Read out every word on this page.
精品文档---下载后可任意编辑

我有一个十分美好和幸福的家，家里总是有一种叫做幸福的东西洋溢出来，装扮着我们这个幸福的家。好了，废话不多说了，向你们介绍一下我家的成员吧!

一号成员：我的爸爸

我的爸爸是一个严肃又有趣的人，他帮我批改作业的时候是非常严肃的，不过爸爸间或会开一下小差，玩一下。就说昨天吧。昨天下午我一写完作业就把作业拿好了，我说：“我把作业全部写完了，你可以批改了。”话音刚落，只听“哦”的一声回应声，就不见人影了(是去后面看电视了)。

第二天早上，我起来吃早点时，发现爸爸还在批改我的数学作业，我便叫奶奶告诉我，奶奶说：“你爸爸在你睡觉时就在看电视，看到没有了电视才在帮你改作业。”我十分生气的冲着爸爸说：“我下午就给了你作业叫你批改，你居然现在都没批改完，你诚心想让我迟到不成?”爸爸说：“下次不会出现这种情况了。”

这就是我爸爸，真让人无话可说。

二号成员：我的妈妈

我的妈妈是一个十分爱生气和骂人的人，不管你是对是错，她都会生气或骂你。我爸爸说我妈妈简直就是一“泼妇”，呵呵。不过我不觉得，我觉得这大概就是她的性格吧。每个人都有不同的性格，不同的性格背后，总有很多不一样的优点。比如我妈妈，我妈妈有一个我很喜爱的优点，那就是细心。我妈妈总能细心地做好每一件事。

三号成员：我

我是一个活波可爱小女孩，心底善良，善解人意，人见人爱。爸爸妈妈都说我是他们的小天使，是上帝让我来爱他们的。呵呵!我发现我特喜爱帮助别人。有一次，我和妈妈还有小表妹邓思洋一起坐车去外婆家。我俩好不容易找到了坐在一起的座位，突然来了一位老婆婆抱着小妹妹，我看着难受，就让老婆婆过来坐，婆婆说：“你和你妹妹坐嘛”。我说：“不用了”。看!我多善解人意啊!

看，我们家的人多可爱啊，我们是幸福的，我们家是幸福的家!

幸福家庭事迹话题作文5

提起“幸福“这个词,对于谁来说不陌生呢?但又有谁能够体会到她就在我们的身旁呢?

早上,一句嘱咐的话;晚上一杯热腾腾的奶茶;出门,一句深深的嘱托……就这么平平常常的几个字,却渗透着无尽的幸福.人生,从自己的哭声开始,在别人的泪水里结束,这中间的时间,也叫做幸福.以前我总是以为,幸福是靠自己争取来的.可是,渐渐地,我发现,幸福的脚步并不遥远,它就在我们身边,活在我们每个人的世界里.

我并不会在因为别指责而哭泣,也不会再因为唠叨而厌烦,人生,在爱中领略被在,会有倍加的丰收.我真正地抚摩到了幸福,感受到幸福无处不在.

------------------------------------

SET TASK —
Your task is to print all of the records exactly.

EXERCISE SOLUTION —
Read out every word on this page.
精品文档---下载后可任意编辑

我有一个十分美好和幸福的家，家里总是有一种叫做幸福的东西洋溢出来，装扮着我们这个幸福的家。好了，废话不多说了，向你们介绍一下我家的成员吧!

一号成员：我的爸爸

我的爸爸是一个严肃又有趣的人，他帮我批改作业的时候是非常严肃的，不过爸爸间或会开一下小差，玩一下。就说昨天吧。昨天下午我一写完作业就把作业拿好了，我说：“我把作业全部写完了，你可以批改了。”话音刚落，只听“哦”的一声回应声，就不见人影了(是去后面看电视了)。

第二天早上，我起来吃早点时，发现爸爸还在批改我的数学作业，我便叫奶奶告诉我，奶奶说：“你爸爸在你睡觉时就在看电视，看到没有了电视才在帮你改作业。”我十分生气的冲着爸爸说：“我下午就给了你作业叫你批改，你居然现在都没批改完，你诚心想让我迟到不成?”爸爸说：“下次不会出现这种情况了。”

这就是我爸爸，真让人无话可说。

二号成员：我的妈妈

我的妈妈是一个十分爱生气和骂人的人，不管你是对是错，她都会生气或骂你。我爸爸说我妈妈简直就是一“泼妇”，呵呵。不过我不觉得，我觉得这大概就是她的性格吧。每个人都有不同的性格，不同的性格背后，总有很多不一样的优点。比如我妈妈，我妈妈有一个我很喜爱的优点，那就是细心。我妈妈总能细心地做好每一件事。

三号成员：我

我是一个活波可爱小女孩，心底善良，善解人意，人见人爱。爸爸妈妈都说我是他们的小天使，是上帝让我来爱他们的。呵呵!我发现我特喜爱帮助别人。有一次，我和妈妈还有小表妹邓思洋一起坐车去外婆家。我俩好不容易找到了坐在一起的座位，突然来了一位老婆婆抱着小妹妹，我看着难受，就让老婆婆过来坐，婆婆说：“你和你妹妹坐嘛”。我说：“不用了”。看!我多善解人意啊!

看，我们家的人多可爱啊，我们是幸福的，我们家是幸福的家!

幸福家庭事迹话题作文5

提起“幸福“这个词,对于谁来说不陌生呢?但又有谁能够体会到她就在我们的身旁呢?

早上,一句嘱咐的话;晚上一杯热腾腾的奶茶;出门,一句深深的嘱托……就这么平平常常的几个字,却渗透着无尽的幸福.人生,从自己的哭声开始,在别人的泪水里结束,这中间的时间,也叫做幸福.以前我总是以为,幸福是靠自己争取来的.可是,渐渐地,我发现,幸福的脚步并不遥远,它就在我们身边,活在我们每个人的世界里.

我并不会在因为别指责而哭泣,也不会再因为唠叨而厌烦,人生,在爱中领略被在,会有倍加的丰收.我真正地抚摩到了幸福,感受到幸福无处不在.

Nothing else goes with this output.